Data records
>> START
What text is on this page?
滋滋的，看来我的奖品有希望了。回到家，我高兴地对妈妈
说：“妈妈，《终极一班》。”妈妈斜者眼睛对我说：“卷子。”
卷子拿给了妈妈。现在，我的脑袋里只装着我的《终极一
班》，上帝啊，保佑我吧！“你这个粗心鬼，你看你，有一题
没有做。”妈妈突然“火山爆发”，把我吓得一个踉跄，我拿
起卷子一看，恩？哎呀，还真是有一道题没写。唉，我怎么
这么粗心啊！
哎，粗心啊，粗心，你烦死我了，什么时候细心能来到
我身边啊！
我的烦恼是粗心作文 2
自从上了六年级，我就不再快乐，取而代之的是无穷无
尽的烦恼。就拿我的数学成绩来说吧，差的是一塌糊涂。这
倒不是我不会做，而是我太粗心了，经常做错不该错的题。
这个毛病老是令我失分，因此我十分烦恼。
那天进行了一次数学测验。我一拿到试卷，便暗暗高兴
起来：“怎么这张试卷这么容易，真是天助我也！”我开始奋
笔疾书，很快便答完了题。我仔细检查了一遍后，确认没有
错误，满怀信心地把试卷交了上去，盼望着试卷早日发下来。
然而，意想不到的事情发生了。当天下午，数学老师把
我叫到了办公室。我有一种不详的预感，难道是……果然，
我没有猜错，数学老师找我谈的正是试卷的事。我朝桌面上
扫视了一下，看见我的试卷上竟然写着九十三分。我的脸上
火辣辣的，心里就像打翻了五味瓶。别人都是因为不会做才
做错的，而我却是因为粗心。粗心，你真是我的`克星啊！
>> END
#### [Short task]
Copy out all of the records above with nothing altered.

#### [Final result]
What text is on this page?
滋滋的，看来我的奖品有希望了。回到家，我高兴地对妈妈
说：“妈妈，《终极一班》。”妈妈斜者眼睛对我说：“卷子。”
卷子拿给了妈妈。现在，我的脑袋里只装着我的《终极一
班》，上帝啊，保佑我吧！“你这个粗心鬼，你看你，有一题
没有做。”妈妈突然“火山爆发”，把我吓得一个踉跄，我拿
起卷子一看，恩？哎呀，还真是有一道题没写。唉，我怎么
这么粗心啊！
哎，粗心啊，粗心，你烦死我了，什么时候细心能来到
我身边啊！
我的烦恼是粗心作文 2
自从上了六年级，我就不再快乐，取而代之的是无穷无
尽的烦恼。就拿我的数学成绩来说吧，差的是一塌糊涂。这
倒不是我不会做，而是我太粗心了，经常做错不该错的题。
这个毛病老是令我失分，因此我十分烦恼。
那天进行了一次数学测验。我一拿到试卷，便暗暗高兴
起来：“怎么这张试卷这么容易，真是天助我也！”我开始奋
笔疾书，很快便答完了题。我仔细检查了一遍后，确认没有
错误，满怀信心地把试卷交了上去，盼望着试卷早日发下来。
然而，意想不到的事情发生了。当天下午，数学老师把
我叫到了办公室。我有一种不详的预感，难道是……果然，
我没有猜错，数学老师找我谈的正是试卷的事。我朝桌面上
扫视了一下，看见我的试卷上竟然写着九十三分。我的脸上
火辣辣的，心里就像打翻了五味瓶。别人都是因为不会做才
做错的，而我却是因为粗心。粗心，你真是我的`克星啊！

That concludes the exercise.